Recent years have seen multiple new security challenges emerge in the maritime arena. Navies, coast guards and other maritime security agencies face a proliferation of security challenges. These include: illegal fishing of territorial waters; incursion of mineral exploitation across legal boundaries; maritime terrorism; narcotics smuggling; pollution as a result of shipping accidents or malpractice; trafficking of illegal immigrants; and avoidance of tax duties through smuggling.
Military threats have also multiplied and become very sophisticated from sea skimming missiles and drones, supercavitating missiles and torpedoes, stealth aircrafts and HALE UAVs, stealth submarines. Naval Warships now faces wide spectrum of threats from hypersonic missiles, ballistic and cruise missiles, cavitating torpedoes, rail guns, lasers and UAVs. Anti-Ship Missiles are guided missiles most of them of the sea skimming variety, and many use a combination of inertial guidance and active radar homing. A good number of other anti-ship missiles use infrared homing to follow the heat that is emitted by a ship; it is also possible for anti-ship missiles to be guided by radio command all the way. Naval ships employ integrated combination of soft-kill countermeasures, that make incoming missiles miss, and hard-kill countermeasures, that destroy incoming missiles.
The combat management system (CMS) is the central command and decision-making element of a naval vessel combat system. Its function and performance – supporting sensor management, picture compilation, situation assessment, action support and weapon control – are critical to the operational effectiveness of a naval vessel. A CMS is designed to collect and review and adjust information in order to have superior knowledge over potential enemies, shorten decision-making cycles and execute rapid and accurate weapon engagement.
A CMS can handle vast amounts of information, can keep track of thousands of positions and tracks, is highly automated, has full sensor fusion, can provide threat evaluation, can assist weapon and sensor pairing, has a command, control and communication capability, is easy to operate and easy to maintain. In fact, it integrates “everything” that a commanding officer has at his disposal. A CMS has a modular and scalable design assuring compatibility with a broad range of air, land and sea based systems and platforms.
A Naval Combat Management System (NCMS) has to perform the following key functions:
Situational Awareness. To be aware of the battle environment at sea which includes surface, subsurface and air. This is collected through sensors like radars, electro–optical systems and sonar.

----------------

In the passage on naval combat management, which sensors are named as the means of collecting situational awareness? The items that follow have no connection to the passage on naval combat management.

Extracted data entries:
----------------

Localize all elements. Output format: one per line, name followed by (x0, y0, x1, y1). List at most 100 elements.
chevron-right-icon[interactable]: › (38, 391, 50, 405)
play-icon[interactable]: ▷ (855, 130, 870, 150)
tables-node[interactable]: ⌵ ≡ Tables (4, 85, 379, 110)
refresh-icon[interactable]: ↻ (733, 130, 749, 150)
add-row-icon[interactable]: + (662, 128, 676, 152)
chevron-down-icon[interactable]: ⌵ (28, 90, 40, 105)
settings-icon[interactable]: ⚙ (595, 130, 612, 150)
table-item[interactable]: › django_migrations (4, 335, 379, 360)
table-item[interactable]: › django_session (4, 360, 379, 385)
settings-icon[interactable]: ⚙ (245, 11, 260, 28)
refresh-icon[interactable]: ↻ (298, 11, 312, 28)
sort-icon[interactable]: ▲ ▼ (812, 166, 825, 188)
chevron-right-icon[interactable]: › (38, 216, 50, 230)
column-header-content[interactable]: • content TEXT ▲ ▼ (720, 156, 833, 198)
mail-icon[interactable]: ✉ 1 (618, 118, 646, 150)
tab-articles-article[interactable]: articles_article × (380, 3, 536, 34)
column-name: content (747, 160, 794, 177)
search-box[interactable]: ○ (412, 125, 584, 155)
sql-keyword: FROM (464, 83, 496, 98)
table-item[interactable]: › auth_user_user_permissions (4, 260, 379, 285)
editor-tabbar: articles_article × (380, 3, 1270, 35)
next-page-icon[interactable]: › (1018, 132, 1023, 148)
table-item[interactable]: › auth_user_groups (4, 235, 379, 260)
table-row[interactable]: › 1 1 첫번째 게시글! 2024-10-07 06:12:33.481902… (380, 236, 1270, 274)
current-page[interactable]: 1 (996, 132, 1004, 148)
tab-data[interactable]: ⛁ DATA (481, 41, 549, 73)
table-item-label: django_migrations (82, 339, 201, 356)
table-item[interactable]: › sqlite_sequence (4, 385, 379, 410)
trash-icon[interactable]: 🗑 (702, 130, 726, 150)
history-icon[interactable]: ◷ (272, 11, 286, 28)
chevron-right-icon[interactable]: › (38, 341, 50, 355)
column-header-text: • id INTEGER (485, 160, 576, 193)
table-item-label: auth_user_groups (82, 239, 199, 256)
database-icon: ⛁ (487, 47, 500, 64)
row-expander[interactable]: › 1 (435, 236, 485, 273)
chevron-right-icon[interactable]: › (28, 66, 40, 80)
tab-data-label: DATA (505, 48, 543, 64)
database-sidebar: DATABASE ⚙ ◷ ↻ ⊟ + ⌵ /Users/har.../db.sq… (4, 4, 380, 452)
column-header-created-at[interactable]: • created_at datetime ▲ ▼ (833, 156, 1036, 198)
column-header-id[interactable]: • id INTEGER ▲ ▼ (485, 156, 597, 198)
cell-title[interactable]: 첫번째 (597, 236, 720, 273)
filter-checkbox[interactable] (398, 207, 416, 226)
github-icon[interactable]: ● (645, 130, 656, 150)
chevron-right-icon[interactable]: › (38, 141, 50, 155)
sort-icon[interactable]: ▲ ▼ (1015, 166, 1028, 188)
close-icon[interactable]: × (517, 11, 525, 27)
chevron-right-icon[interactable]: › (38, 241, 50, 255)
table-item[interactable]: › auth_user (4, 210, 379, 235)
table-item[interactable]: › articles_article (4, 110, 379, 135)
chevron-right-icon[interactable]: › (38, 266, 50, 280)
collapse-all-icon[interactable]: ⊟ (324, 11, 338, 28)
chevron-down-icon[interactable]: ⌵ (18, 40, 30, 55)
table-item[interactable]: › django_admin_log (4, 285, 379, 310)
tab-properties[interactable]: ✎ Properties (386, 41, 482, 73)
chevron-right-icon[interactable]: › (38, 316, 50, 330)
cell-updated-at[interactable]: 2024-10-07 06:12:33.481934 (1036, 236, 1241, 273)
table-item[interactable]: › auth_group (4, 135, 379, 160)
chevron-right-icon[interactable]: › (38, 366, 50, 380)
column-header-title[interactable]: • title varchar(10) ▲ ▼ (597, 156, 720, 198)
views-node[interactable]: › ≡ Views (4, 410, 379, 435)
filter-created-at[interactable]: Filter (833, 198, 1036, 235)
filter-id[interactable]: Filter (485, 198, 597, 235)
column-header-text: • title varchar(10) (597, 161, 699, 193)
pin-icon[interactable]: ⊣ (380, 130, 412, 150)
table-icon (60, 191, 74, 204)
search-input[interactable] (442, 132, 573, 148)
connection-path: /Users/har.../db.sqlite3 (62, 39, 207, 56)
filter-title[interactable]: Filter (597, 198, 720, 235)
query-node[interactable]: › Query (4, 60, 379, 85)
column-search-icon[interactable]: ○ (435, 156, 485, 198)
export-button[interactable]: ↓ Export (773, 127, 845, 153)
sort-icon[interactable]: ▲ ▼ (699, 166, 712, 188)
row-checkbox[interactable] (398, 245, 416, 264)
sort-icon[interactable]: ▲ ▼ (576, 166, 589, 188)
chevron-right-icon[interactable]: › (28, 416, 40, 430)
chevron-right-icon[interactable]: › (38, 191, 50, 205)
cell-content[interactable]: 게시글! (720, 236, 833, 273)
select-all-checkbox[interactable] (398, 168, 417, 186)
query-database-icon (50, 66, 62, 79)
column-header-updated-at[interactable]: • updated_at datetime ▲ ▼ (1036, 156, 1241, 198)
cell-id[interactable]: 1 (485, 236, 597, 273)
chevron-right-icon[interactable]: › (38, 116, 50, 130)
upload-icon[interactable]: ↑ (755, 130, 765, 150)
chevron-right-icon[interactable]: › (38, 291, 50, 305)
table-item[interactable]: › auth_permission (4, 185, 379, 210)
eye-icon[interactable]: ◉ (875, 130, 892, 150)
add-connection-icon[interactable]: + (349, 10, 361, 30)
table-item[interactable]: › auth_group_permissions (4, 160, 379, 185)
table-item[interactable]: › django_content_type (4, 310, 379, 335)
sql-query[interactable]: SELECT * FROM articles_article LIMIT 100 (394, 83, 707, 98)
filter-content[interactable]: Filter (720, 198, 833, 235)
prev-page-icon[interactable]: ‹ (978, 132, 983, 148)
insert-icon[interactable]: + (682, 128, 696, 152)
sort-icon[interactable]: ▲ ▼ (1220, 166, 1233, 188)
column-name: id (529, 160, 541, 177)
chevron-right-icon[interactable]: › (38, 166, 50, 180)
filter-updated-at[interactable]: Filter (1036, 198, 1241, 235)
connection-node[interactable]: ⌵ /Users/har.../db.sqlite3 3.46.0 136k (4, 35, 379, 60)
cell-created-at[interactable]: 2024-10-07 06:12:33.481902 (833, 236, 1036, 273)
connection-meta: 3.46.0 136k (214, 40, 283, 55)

----------------

- Response to this exercise -
Radars, electro-optical systems and sonar.